## Exercise requirements
In the entries below, find every line holding the string "title" and collect it.
★ ★ ★
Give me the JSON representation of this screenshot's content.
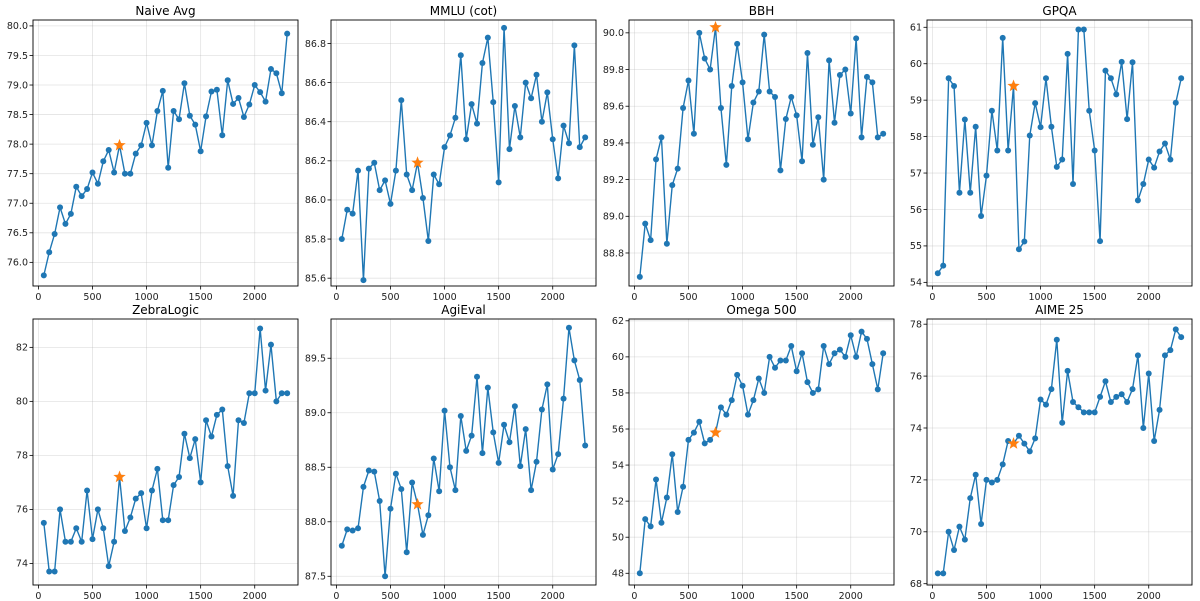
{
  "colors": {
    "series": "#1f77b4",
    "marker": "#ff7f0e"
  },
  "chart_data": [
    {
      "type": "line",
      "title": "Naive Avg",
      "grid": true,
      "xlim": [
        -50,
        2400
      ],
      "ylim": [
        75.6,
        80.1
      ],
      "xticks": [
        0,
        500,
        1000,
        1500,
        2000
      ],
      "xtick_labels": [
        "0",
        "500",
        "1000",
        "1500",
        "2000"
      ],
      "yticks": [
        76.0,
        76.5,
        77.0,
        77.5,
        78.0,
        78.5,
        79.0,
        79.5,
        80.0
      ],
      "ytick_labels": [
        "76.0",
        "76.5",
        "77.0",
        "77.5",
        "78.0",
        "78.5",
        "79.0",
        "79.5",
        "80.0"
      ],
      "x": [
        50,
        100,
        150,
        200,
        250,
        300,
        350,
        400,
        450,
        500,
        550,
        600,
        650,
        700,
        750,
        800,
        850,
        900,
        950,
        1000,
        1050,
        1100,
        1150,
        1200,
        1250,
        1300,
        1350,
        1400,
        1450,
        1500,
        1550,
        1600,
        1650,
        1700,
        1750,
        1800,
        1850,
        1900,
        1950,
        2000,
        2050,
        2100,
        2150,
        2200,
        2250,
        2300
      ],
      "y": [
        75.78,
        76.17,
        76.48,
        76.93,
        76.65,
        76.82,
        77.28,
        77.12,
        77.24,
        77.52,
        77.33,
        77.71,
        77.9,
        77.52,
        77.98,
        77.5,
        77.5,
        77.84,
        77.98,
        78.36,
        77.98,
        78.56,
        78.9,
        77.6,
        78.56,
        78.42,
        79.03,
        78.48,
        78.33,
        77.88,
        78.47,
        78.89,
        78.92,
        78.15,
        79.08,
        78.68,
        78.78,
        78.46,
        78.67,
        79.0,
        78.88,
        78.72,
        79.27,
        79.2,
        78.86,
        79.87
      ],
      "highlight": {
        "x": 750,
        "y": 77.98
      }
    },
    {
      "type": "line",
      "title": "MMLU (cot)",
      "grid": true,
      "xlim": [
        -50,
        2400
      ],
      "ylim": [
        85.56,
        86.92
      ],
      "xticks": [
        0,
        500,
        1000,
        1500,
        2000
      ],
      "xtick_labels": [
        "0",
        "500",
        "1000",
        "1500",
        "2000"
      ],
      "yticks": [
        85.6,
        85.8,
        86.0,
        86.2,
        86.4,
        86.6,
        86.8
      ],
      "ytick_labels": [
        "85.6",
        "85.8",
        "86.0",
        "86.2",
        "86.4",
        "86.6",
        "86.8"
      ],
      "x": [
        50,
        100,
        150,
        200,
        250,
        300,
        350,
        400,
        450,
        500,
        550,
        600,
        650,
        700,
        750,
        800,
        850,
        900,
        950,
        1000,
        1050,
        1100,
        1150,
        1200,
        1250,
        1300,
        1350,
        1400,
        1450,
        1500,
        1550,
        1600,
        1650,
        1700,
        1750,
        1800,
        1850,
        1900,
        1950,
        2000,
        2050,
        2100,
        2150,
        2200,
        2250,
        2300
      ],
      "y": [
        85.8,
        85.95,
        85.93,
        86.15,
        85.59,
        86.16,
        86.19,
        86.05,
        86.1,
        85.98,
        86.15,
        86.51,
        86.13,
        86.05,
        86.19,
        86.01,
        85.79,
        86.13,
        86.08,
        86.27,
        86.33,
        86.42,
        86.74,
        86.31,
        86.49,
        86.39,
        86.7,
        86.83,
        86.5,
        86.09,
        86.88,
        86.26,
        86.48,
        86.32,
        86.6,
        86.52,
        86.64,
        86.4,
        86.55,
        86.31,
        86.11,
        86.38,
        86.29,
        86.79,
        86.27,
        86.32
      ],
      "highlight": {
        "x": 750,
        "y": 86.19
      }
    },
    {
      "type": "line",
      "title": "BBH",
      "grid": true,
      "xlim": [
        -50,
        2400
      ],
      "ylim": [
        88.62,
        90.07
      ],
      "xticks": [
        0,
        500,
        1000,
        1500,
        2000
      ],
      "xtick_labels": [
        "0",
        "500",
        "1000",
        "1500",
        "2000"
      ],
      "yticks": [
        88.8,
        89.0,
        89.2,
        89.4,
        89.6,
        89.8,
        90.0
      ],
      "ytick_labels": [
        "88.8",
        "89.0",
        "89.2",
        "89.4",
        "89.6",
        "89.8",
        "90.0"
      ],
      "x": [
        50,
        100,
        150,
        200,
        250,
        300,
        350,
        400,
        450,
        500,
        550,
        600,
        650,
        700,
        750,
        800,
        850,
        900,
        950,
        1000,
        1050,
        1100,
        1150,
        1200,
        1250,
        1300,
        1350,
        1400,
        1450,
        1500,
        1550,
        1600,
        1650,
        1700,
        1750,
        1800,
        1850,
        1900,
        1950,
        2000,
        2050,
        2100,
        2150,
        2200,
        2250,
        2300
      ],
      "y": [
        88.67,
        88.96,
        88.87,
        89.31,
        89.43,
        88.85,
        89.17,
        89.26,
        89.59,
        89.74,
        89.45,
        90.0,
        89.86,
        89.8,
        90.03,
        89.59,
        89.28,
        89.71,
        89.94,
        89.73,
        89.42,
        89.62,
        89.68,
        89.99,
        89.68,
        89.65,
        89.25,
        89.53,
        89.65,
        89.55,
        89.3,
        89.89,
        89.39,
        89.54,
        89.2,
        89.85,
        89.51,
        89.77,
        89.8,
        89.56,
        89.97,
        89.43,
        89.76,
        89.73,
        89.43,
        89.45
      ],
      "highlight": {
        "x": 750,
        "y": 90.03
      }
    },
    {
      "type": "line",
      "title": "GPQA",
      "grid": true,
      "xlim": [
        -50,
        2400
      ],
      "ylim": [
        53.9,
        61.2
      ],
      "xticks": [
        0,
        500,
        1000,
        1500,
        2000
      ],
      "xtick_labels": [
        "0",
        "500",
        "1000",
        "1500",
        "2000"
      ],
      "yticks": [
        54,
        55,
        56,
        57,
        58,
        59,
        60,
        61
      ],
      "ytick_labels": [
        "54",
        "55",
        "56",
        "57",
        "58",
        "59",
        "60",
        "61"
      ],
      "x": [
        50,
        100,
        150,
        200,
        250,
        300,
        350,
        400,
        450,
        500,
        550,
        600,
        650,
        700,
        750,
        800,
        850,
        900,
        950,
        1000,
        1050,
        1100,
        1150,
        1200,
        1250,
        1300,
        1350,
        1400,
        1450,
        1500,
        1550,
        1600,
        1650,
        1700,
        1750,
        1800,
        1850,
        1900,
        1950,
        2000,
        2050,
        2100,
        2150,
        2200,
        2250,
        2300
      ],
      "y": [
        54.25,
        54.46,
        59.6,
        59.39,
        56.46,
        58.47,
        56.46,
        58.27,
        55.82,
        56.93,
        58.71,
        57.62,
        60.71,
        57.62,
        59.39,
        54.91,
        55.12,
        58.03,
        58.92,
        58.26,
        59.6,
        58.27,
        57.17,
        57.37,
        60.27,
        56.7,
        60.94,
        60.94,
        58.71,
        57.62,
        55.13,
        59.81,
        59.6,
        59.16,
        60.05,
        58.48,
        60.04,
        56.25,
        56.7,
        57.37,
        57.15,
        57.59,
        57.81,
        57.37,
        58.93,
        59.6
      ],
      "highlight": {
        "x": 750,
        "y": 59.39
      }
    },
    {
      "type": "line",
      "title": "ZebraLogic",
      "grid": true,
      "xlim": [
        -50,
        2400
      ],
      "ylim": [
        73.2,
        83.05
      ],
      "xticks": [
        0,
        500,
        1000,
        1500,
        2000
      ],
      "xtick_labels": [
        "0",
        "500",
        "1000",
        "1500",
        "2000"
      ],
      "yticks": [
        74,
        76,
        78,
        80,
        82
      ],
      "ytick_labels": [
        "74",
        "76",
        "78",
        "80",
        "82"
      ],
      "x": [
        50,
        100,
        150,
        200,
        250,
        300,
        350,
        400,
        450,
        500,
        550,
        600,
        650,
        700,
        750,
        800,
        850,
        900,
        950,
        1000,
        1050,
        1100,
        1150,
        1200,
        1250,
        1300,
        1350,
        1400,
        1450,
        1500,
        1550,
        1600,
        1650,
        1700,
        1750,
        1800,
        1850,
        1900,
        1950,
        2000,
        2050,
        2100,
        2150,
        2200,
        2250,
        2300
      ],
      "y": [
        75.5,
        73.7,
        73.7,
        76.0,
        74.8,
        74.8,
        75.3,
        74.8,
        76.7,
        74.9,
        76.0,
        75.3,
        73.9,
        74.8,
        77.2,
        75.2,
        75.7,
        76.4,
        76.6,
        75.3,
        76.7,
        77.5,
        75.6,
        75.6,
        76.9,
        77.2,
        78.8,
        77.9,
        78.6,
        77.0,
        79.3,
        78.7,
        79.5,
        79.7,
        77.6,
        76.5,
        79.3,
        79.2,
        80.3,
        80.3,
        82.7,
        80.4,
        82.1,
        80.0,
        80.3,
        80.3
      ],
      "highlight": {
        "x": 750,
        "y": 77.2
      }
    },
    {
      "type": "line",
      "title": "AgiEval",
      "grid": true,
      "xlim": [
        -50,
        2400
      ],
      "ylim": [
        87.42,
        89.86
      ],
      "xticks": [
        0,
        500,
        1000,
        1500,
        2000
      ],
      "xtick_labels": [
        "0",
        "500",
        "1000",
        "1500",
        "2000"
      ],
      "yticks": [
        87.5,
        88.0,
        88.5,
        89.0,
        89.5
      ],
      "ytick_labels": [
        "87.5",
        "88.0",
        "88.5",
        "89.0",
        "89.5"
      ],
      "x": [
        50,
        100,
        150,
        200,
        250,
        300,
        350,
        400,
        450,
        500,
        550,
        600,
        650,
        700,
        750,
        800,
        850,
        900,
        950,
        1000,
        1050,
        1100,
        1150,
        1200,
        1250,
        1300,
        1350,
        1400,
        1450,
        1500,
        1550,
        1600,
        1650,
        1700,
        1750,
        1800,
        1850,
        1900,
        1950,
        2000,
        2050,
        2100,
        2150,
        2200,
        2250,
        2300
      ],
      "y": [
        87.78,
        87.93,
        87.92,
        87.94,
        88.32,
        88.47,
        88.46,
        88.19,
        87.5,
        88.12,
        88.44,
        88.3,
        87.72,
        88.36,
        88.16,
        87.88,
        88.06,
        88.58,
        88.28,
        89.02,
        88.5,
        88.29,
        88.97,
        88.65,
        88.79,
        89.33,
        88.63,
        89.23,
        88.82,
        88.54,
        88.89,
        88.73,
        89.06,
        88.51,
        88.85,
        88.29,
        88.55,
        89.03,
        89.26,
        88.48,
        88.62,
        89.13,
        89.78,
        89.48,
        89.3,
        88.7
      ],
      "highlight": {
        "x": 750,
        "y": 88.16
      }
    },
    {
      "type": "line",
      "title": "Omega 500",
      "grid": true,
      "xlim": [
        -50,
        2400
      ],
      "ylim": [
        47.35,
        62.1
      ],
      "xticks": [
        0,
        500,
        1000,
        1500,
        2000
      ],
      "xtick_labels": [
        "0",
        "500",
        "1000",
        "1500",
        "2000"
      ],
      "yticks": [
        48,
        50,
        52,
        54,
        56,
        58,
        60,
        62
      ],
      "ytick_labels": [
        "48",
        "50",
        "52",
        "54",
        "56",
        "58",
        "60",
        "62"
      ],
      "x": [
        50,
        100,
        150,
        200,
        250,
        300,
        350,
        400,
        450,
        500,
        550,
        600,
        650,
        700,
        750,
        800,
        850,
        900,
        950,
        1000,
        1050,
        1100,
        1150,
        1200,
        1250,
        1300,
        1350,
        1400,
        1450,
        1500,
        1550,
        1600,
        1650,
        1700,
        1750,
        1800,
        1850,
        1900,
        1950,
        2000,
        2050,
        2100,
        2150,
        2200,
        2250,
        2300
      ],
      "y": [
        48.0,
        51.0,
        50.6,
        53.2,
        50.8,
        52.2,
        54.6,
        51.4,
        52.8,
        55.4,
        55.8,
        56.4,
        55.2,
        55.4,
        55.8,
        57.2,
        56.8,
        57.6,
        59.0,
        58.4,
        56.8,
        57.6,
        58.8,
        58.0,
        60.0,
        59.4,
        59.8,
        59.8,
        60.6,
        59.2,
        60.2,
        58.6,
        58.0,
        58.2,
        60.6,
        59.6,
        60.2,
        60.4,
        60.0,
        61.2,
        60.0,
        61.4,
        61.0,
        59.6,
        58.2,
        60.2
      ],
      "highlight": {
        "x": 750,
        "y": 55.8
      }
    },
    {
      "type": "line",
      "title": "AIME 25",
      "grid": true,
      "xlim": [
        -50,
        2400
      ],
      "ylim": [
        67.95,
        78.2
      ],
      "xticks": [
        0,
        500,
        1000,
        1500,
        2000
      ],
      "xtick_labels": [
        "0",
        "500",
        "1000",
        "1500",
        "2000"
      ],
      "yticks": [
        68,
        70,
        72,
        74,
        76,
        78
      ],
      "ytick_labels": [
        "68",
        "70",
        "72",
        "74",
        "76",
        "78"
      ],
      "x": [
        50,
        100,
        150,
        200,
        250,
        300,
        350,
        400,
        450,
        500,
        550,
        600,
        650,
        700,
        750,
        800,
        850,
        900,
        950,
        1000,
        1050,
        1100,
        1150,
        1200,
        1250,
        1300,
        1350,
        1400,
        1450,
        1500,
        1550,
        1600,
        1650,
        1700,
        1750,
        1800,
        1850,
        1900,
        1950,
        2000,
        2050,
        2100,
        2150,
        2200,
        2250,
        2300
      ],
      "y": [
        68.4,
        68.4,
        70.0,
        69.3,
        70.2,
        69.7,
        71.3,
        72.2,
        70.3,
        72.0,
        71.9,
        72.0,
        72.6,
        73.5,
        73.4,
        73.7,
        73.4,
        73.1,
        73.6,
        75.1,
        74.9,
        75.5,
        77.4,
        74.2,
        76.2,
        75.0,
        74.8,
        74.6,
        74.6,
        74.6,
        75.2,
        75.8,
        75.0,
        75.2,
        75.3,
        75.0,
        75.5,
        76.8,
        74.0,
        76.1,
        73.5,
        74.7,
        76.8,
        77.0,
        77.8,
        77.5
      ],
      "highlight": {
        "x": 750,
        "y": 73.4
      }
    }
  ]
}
★ ★ ★
## Written response
      "title": "Naive Avg",
      "title": "MMLU (cot)",
      "title": "BBH",
      "title": "GPQA",
      "title": "ZebraLogic",
      "title": "AgiEval",
      "title": "Omega 500",
      "title": "AIME 25",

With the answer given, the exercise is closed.